EXTRACTED DATA
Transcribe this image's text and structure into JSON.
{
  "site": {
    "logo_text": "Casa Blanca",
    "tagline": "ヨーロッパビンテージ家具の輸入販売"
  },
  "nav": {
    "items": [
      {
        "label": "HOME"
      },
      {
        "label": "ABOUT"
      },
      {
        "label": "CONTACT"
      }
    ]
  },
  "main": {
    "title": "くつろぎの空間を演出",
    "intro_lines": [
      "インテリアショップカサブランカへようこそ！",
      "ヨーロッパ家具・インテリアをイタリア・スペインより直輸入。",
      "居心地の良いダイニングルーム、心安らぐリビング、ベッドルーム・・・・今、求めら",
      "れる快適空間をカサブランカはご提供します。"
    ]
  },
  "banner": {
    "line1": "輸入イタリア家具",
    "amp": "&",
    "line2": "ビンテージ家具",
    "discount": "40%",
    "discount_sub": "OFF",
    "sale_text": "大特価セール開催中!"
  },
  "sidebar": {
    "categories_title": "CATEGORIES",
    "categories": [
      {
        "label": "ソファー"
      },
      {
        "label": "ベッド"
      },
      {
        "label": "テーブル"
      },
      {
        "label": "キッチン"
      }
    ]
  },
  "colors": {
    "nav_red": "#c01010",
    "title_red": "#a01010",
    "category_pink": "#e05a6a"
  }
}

WHAT IS NEEDED
Output each record precisely as given.

SOLUTION FOR THIS TASK
Transcribe this image's text and structure into JSON.
{
  "site": {
    "logo_text": "Casa Blanca",
    "tagline": "ヨーロッパビンテージ家具の輸入販売"
  },
  "nav": {
    "items": [
      {
        "label": "HOME"
      },
      {
        "label": "ABOUT"
      },
      {
        "label": "CONTACT"
      }
    ]
  },
  "main": {
    "title": "くつろぎの空間を演出",
    "intro_lines": [
      "インテリアショップカサブランカへようこそ！",
      "ヨーロッパ家具・インテリアをイタリア・スペインより直輸入。",
      "居心地の良いダイニングルーム、心安らぐリビング、ベッドルーム・・・・今、求めら",
      "れる快適空間をカサブランカはご提供します。"
    ]
  },
  "banner": {
    "line1": "輸入イタリア家具",
    "amp": "&",
    "line2": "ビンテージ家具",
    "discount": "40%",
    "discount_sub": "OFF",
    "sale_text": "大特価セール開催中!"
  },
  "sidebar": {
    "categories_title": "CATEGORIES",
    "categories": [
      {
        "label": "ソファー"
      },
      {
        "label": "ベッド"
      },
      {
        "label": "テーブル"
      },
      {
        "label": "キッチン"
      }
    ]
  },
  "colors": {
    "nav_red": "#c01010",
    "title_red": "#a01010",
    "category_pink": "#e05a6a"
  }
}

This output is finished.